Data entries for graphics:

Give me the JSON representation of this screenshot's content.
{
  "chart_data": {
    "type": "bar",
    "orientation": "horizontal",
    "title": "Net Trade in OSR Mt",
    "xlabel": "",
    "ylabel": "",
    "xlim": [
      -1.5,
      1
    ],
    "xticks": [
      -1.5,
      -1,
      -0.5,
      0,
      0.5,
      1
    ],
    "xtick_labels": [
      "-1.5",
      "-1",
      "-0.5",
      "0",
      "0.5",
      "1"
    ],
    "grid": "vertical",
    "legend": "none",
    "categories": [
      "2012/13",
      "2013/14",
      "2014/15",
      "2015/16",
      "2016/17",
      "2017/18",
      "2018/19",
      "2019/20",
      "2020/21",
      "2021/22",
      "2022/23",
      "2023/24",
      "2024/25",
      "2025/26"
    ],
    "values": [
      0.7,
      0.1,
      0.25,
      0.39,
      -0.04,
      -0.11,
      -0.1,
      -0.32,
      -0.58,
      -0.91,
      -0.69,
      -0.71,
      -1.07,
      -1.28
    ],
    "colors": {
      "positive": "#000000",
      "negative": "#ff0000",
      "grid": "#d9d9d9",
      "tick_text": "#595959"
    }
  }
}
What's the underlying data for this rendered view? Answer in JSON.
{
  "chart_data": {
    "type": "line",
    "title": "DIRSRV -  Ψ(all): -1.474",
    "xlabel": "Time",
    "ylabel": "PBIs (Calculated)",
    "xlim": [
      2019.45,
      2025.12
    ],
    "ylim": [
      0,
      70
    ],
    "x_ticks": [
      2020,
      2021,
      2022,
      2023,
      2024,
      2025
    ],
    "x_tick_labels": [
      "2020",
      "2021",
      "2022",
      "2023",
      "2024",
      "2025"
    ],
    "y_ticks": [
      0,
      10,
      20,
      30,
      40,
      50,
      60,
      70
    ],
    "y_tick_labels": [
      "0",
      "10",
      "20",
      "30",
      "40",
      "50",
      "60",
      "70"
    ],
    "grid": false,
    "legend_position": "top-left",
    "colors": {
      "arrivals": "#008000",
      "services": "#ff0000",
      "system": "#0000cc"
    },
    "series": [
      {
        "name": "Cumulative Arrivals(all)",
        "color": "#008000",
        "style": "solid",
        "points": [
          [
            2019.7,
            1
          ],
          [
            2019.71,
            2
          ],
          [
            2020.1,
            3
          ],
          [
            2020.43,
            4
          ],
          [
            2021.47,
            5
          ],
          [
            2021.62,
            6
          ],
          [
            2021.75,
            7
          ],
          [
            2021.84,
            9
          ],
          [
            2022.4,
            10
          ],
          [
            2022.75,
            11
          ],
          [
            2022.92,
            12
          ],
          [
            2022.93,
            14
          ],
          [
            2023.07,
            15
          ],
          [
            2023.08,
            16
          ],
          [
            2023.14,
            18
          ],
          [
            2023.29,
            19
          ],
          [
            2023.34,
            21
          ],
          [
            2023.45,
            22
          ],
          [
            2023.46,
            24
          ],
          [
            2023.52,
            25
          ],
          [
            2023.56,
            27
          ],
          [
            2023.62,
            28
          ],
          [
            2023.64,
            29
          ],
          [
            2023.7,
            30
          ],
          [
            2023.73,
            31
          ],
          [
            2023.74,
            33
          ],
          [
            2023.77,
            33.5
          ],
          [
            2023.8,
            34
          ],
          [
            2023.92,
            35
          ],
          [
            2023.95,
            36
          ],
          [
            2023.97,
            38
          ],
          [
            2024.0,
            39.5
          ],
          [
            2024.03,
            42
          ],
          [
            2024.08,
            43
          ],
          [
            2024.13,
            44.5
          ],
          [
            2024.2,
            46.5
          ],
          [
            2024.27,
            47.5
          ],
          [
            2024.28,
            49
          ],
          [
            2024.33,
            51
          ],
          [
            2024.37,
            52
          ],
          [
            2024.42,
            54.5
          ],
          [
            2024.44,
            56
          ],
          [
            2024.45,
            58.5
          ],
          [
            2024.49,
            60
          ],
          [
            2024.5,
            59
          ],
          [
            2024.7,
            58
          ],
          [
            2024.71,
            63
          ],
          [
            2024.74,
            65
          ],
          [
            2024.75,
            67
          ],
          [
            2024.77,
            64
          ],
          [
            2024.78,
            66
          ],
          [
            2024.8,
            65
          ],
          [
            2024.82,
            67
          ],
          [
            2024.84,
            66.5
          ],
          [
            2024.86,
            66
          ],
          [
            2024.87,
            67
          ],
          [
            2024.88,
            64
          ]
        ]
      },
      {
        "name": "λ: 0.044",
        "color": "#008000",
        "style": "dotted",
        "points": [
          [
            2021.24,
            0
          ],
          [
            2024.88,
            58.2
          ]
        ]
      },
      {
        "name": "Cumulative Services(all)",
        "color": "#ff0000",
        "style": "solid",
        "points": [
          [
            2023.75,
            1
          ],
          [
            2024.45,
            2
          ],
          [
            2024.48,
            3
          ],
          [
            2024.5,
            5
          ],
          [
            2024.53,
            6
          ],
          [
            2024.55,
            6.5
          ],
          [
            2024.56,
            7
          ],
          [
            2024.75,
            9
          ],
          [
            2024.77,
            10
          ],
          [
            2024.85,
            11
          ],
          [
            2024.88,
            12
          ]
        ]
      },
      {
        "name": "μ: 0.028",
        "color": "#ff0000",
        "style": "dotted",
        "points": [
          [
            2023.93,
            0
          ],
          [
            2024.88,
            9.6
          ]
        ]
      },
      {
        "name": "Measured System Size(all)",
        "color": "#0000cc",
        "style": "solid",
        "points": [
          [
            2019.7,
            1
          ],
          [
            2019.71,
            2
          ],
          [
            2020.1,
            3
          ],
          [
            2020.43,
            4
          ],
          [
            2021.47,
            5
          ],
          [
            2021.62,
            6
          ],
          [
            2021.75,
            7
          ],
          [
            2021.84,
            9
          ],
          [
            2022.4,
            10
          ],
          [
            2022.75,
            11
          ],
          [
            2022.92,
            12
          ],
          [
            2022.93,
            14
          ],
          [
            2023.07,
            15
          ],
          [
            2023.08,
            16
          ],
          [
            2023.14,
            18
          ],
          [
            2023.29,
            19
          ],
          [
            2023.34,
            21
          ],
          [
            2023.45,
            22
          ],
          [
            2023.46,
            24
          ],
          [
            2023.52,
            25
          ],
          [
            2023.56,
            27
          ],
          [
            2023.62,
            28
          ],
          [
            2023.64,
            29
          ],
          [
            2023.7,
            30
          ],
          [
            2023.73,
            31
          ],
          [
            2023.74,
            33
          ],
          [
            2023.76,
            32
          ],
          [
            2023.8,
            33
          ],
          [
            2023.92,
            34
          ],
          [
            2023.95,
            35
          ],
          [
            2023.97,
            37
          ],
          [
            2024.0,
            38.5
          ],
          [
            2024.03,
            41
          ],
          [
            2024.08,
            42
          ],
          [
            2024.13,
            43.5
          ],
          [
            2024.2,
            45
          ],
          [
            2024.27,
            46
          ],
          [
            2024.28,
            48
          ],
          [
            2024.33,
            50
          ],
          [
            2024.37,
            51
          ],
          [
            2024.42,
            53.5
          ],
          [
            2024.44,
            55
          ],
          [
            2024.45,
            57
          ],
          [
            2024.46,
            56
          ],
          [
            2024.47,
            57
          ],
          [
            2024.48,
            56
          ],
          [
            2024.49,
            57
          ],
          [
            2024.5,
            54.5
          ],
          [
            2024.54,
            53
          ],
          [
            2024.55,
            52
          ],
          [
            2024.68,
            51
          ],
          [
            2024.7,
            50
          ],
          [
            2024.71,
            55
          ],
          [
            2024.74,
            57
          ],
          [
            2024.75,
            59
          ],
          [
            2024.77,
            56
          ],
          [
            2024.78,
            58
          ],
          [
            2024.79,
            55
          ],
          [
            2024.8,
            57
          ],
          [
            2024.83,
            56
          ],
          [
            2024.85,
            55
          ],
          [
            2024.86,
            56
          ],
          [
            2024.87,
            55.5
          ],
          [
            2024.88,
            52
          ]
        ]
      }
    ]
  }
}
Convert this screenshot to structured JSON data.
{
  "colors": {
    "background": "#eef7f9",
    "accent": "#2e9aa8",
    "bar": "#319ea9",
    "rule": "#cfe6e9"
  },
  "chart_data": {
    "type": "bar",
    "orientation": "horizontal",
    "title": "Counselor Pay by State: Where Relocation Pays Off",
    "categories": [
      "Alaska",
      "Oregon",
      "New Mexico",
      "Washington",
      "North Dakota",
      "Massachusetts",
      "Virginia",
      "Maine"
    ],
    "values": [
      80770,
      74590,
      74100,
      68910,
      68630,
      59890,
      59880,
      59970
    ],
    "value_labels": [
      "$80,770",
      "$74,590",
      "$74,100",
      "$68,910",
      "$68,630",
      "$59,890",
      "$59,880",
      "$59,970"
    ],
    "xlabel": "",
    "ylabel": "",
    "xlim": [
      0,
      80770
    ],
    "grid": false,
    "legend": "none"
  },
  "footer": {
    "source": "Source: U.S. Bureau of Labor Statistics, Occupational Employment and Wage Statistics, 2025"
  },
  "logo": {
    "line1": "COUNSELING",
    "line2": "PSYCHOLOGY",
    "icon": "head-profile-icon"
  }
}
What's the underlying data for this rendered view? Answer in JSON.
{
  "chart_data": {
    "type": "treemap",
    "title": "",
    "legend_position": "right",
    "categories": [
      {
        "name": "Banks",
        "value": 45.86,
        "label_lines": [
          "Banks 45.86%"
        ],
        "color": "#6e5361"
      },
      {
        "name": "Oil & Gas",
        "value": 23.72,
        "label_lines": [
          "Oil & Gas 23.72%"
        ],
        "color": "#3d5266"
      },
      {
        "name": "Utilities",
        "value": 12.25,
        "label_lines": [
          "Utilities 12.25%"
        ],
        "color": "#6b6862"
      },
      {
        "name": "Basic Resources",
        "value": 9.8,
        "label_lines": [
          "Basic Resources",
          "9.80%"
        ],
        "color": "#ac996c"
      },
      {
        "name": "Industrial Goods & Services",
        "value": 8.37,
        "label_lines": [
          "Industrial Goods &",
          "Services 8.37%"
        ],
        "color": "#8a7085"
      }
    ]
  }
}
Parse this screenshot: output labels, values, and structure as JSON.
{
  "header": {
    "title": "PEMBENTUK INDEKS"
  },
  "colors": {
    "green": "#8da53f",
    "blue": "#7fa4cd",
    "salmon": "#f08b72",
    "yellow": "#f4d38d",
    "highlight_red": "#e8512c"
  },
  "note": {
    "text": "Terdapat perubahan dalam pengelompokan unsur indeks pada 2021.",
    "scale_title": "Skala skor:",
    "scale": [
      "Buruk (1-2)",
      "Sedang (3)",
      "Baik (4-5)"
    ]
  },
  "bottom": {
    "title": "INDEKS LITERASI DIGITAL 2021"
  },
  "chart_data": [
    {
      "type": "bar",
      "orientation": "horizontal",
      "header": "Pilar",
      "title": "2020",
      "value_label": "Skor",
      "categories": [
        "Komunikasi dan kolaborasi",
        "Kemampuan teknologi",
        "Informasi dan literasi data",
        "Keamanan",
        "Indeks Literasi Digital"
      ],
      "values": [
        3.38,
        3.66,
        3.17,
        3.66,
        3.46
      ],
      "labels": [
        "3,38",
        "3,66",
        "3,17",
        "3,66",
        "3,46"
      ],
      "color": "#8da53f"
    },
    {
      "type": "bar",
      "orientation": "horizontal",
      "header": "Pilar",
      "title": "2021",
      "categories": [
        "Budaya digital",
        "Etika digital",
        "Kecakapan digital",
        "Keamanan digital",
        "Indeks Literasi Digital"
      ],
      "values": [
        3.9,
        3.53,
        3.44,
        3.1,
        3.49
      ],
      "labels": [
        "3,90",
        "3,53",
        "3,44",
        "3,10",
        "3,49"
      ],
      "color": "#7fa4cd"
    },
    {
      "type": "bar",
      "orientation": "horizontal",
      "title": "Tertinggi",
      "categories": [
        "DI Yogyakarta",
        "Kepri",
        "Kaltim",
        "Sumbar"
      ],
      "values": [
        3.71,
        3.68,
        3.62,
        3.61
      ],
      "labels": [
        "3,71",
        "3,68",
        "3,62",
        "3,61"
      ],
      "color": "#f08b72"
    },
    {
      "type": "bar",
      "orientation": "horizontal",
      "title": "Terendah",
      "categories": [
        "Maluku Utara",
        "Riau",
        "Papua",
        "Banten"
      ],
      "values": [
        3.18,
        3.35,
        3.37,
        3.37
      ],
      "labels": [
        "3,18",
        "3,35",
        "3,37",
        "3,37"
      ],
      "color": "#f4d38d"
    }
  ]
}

- _Set problem_
Identify which lines contain the word "grid" and copy each one.

- _Written reply_
    "grid": "vertical",
      "grid": "#d9d9d9",
    "grid": false,
    "grid": false,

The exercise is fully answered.